DIRECTIVE: Reproduce every line of the listing as written, apart from the pictures.

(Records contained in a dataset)
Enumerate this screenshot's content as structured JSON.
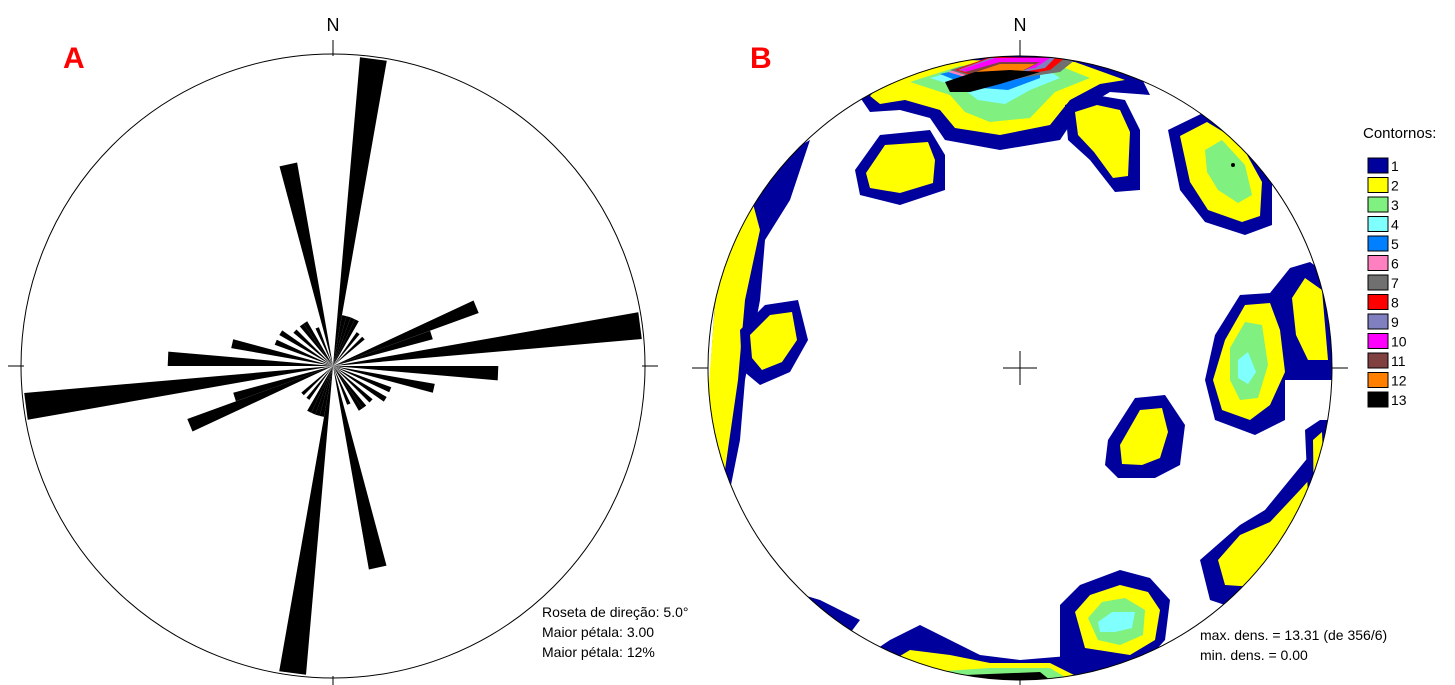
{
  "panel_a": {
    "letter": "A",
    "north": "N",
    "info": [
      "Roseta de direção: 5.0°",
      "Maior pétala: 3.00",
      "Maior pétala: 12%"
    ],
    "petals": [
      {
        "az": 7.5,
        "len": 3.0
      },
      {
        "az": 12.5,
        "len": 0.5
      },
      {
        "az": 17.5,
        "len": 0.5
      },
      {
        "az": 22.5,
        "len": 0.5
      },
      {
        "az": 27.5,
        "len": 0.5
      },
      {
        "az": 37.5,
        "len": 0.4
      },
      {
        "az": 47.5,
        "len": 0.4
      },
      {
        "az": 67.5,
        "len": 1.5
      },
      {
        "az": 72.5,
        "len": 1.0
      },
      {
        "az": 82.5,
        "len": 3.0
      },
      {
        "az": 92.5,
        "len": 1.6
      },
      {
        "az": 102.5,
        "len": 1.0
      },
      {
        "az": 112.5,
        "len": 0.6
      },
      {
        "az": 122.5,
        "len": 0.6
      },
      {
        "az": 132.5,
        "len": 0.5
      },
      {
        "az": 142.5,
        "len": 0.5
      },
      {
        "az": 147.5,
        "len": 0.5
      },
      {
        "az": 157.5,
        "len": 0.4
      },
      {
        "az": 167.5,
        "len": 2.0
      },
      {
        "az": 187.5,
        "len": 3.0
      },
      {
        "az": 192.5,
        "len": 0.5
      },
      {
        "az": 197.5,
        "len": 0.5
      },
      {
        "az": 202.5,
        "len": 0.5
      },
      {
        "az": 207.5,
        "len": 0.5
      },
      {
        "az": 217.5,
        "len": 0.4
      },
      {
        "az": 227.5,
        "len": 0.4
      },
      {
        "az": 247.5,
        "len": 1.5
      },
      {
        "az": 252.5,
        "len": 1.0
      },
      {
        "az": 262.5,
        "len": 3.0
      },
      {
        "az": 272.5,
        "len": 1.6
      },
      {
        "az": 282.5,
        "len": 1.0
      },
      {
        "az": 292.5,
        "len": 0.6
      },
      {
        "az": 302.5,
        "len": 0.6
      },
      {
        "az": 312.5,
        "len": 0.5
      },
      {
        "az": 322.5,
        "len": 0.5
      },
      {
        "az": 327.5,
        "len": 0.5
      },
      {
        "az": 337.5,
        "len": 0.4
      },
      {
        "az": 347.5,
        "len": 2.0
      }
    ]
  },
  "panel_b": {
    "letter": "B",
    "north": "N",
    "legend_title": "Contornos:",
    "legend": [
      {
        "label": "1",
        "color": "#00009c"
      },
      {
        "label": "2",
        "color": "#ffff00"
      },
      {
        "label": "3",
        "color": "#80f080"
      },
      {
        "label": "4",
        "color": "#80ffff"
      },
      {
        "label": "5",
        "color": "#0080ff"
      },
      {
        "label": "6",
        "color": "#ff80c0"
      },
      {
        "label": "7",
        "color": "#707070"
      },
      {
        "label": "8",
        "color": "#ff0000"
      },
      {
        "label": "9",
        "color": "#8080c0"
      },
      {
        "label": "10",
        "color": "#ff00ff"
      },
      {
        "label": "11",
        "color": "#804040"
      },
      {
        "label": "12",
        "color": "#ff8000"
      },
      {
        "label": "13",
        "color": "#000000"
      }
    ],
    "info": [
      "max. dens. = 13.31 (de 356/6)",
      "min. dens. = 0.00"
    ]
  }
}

TASK OUTPUT:
Enumerate this screenshot's content as structured JSON.
{
  "panel_a": {
    "letter": "A",
    "north": "N",
    "info": [
      "Roseta de direção: 5.0°",
      "Maior pétala: 3.00",
      "Maior pétala: 12%"
    ],
    "petals": [
      {
        "az": 7.5,
        "len": 3.0
      },
      {
        "az": 12.5,
        "len": 0.5
      },
      {
        "az": 17.5,
        "len": 0.5
      },
      {
        "az": 22.5,
        "len": 0.5
      },
      {
        "az": 27.5,
        "len": 0.5
      },
      {
        "az": 37.5,
        "len": 0.4
      },
      {
        "az": 47.5,
        "len": 0.4
      },
      {
        "az": 67.5,
        "len": 1.5
      },
      {
        "az": 72.5,
        "len": 1.0
      },
      {
        "az": 82.5,
        "len": 3.0
      },
      {
        "az": 92.5,
        "len": 1.6
      },
      {
        "az": 102.5,
        "len": 1.0
      },
      {
        "az": 112.5,
        "len": 0.6
      },
      {
        "az": 122.5,
        "len": 0.6
      },
      {
        "az": 132.5,
        "len": 0.5
      },
      {
        "az": 142.5,
        "len": 0.5
      },
      {
        "az": 147.5,
        "len": 0.5
      },
      {
        "az": 157.5,
        "len": 0.4
      },
      {
        "az": 167.5,
        "len": 2.0
      },
      {
        "az": 187.5,
        "len": 3.0
      },
      {
        "az": 192.5,
        "len": 0.5
      },
      {
        "az": 197.5,
        "len": 0.5
      },
      {
        "az": 202.5,
        "len": 0.5
      },
      {
        "az": 207.5,
        "len": 0.5
      },
      {
        "az": 217.5,
        "len": 0.4
      },
      {
        "az": 227.5,
        "len": 0.4
      },
      {
        "az": 247.5,
        "len": 1.5
      },
      {
        "az": 252.5,
        "len": 1.0
      },
      {
        "az": 262.5,
        "len": 3.0
      },
      {
        "az": 272.5,
        "len": 1.6
      },
      {
        "az": 282.5,
        "len": 1.0
      },
      {
        "az": 292.5,
        "len": 0.6
      },
      {
        "az": 302.5,
        "len": 0.6
      },
      {
        "az": 312.5,
        "len": 0.5
      },
      {
        "az": 322.5,
        "len": 0.5
      },
      {
        "az": 327.5,
        "len": 0.5
      },
      {
        "az": 337.5,
        "len": 0.4
      },
      {
        "az": 347.5,
        "len": 2.0
      }
    ]
  },
  "panel_b": {
    "letter": "B",
    "north": "N",
    "legend_title": "Contornos:",
    "legend": [
      {
        "label": "1",
        "color": "#00009c"
      },
      {
        "label": "2",
        "color": "#ffff00"
      },
      {
        "label": "3",
        "color": "#80f080"
      },
      {
        "label": "4",
        "color": "#80ffff"
      },
      {
        "label": "5",
        "color": "#0080ff"
      },
      {
        "label": "6",
        "color": "#ff80c0"
      },
      {
        "label": "7",
        "color": "#707070"
      },
      {
        "label": "8",
        "color": "#ff0000"
      },
      {
        "label": "9",
        "color": "#8080c0"
      },
      {
        "label": "10",
        "color": "#ff00ff"
      },
      {
        "label": "11",
        "color": "#804040"
      },
      {
        "label": "12",
        "color": "#ff8000"
      },
      {
        "label": "13",
        "color": "#000000"
      }
    ],
    "info": [
      "max. dens. = 13.31 (de 356/6)",
      "min. dens. = 0.00"
    ]
  }
}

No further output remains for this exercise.